GIVEN PROBLEM ▸ Count the lines in the data below where the string "title" occurs, please, and give the number alone.
── DATA FOR THIS EXERCISE ──
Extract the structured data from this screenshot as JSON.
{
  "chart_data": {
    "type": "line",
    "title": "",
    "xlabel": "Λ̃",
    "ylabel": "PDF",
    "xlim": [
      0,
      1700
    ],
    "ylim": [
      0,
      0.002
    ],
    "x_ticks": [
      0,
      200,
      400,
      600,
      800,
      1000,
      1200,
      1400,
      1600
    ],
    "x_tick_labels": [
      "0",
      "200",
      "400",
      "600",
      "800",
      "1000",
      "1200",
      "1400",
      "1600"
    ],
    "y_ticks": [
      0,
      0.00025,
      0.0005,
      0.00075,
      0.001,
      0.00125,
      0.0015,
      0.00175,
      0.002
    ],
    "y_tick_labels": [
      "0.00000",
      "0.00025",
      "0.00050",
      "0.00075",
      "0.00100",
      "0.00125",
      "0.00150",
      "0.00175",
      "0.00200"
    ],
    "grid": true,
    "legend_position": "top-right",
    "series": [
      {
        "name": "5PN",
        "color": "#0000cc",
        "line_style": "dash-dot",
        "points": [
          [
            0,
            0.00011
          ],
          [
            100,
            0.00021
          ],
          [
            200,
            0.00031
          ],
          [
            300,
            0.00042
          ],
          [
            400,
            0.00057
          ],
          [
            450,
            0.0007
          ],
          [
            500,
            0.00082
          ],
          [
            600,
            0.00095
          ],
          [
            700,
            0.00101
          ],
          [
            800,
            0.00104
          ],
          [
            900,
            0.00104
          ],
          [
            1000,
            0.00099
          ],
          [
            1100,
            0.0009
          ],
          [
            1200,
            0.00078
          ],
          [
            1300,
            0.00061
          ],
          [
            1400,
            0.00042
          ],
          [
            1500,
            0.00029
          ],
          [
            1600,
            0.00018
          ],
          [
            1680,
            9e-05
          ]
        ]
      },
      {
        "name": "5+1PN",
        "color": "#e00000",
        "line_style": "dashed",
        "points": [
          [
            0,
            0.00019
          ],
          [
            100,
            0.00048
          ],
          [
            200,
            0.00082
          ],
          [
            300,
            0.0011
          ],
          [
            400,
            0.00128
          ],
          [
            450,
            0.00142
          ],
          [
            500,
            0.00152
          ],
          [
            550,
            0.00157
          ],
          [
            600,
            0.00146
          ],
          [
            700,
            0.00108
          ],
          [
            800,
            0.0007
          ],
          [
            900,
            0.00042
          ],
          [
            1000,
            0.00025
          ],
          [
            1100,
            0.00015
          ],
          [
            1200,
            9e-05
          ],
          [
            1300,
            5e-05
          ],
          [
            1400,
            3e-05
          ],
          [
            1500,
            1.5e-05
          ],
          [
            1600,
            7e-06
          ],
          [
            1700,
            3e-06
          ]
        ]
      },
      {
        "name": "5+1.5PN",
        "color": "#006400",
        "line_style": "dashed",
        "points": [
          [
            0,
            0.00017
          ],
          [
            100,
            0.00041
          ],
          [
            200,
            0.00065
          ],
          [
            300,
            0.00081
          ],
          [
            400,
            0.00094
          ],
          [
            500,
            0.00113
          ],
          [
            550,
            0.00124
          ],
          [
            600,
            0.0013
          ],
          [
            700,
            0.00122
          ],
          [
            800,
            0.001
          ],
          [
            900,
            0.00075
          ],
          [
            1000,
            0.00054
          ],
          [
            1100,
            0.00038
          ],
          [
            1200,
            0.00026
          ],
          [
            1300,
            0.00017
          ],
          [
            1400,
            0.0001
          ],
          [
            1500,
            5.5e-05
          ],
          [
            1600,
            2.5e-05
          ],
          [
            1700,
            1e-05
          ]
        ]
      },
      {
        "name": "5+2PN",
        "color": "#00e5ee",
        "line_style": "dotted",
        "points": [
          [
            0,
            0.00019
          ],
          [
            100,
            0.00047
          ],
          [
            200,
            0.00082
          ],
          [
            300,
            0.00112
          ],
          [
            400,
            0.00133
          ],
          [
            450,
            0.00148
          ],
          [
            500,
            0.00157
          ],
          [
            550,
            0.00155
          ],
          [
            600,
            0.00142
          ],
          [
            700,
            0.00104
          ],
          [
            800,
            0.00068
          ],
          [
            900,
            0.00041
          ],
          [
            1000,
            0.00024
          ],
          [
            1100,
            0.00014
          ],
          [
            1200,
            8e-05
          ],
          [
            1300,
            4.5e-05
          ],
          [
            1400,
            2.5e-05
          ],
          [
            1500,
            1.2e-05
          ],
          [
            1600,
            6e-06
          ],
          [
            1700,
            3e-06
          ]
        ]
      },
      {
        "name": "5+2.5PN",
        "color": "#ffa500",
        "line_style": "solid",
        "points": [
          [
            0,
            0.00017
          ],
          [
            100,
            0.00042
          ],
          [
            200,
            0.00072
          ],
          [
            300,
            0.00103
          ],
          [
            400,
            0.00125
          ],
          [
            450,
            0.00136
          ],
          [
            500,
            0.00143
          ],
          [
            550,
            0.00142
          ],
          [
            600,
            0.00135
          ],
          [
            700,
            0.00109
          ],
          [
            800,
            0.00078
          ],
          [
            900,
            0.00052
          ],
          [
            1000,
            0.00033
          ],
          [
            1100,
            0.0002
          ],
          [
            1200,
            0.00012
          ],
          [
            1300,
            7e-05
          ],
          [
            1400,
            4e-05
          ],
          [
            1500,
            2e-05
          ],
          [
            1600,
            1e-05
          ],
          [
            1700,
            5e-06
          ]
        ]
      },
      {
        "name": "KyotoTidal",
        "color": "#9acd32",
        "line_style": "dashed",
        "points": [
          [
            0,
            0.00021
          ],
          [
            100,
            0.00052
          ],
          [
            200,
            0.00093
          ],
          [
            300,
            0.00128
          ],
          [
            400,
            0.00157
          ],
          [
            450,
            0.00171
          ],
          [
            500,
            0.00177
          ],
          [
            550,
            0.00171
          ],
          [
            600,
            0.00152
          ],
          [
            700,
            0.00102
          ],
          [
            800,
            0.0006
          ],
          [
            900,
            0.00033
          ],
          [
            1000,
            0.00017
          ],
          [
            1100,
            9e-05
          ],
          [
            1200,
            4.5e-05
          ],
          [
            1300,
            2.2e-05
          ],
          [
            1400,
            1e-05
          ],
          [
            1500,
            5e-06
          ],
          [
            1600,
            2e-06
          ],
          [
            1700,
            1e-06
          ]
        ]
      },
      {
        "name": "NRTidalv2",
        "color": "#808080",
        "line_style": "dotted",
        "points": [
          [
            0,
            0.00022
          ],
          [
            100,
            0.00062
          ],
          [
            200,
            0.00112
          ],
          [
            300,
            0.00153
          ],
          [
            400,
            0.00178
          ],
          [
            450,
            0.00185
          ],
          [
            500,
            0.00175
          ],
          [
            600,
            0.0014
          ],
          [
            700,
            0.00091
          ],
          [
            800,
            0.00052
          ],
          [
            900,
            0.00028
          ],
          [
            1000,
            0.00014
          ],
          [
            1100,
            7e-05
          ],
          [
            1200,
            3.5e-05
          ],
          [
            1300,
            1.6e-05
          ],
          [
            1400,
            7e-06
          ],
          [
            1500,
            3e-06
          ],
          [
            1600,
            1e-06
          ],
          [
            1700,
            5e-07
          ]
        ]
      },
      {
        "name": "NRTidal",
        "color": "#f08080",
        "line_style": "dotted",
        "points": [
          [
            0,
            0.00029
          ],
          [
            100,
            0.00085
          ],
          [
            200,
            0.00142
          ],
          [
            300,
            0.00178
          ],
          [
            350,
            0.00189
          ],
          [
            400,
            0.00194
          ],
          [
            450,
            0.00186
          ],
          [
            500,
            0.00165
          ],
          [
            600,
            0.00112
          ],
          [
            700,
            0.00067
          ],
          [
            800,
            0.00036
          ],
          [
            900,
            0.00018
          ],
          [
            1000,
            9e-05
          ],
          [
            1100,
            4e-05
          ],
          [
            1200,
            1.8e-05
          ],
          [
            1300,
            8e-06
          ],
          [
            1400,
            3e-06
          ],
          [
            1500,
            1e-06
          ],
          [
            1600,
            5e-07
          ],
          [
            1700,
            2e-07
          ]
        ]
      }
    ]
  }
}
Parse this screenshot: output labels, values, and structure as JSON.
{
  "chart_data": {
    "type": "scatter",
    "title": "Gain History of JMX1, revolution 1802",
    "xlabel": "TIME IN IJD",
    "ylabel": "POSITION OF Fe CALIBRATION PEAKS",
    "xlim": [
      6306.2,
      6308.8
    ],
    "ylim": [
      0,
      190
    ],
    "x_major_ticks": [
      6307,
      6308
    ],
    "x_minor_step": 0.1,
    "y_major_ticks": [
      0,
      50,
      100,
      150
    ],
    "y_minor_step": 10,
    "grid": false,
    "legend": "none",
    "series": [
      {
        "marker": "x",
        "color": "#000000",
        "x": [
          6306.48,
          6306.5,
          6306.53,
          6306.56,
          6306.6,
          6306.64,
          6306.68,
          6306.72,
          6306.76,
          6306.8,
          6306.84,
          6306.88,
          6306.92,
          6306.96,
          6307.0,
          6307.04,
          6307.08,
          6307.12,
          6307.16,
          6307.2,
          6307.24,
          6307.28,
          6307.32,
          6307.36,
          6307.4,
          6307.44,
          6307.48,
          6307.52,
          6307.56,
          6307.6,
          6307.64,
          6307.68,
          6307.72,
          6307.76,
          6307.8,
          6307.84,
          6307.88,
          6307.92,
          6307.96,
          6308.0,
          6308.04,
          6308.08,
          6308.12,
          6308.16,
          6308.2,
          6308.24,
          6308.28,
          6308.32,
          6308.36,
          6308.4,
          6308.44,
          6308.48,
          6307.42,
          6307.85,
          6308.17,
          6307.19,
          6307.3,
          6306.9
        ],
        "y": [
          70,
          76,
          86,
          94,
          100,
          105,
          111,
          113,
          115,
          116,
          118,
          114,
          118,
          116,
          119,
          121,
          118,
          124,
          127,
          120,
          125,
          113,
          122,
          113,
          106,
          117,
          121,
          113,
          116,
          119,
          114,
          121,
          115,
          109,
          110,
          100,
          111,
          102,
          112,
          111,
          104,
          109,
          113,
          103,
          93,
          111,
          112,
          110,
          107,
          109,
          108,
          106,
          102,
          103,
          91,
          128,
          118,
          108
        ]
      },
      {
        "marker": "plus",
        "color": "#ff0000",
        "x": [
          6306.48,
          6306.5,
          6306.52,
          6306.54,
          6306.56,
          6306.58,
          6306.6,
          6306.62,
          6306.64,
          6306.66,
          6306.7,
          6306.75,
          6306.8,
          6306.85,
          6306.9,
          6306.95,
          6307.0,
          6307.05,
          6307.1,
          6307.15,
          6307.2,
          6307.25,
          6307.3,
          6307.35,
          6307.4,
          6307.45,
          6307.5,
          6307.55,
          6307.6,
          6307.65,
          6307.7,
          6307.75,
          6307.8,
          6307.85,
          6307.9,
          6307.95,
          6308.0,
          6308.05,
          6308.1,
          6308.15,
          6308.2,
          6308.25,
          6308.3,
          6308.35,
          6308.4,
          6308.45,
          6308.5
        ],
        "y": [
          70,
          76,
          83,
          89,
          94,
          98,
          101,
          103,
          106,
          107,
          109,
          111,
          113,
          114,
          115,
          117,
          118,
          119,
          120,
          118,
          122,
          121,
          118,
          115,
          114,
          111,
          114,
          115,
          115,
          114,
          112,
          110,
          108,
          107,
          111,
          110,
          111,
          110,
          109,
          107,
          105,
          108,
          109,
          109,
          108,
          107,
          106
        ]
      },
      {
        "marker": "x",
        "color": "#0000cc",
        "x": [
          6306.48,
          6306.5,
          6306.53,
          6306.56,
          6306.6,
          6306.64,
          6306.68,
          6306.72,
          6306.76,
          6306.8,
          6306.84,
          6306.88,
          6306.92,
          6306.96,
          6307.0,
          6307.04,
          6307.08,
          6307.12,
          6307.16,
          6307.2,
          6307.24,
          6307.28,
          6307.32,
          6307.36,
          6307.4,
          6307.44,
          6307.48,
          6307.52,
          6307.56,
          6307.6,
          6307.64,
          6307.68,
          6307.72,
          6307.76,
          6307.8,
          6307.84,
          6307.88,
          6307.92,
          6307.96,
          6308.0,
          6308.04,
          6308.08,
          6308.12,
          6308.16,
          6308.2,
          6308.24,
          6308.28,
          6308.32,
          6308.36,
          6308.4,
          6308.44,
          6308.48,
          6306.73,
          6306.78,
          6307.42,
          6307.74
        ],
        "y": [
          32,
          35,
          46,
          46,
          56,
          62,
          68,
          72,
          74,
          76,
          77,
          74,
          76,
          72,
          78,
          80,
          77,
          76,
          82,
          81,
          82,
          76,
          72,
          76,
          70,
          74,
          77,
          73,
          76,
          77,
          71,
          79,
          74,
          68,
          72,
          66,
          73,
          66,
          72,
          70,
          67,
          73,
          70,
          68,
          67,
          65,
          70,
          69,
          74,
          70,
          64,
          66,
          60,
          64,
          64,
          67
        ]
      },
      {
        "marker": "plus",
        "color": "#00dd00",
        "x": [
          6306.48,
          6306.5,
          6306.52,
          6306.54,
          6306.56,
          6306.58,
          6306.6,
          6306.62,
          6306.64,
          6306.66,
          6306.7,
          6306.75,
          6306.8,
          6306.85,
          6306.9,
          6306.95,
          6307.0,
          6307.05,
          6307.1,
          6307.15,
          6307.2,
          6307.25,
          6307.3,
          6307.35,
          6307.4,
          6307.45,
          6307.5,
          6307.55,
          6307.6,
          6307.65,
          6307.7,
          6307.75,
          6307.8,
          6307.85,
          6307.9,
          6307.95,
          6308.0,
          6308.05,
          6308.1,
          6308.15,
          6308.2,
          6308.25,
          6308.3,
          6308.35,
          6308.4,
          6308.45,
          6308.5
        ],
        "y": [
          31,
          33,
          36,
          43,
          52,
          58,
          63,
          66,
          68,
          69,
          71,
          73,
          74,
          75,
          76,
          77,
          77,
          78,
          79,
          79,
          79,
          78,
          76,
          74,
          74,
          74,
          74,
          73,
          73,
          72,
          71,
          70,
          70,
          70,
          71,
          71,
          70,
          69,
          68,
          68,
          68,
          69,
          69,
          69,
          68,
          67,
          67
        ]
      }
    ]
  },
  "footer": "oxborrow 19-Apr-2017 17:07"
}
───
SOLUTION TO THIS PROBLEM ▸ 2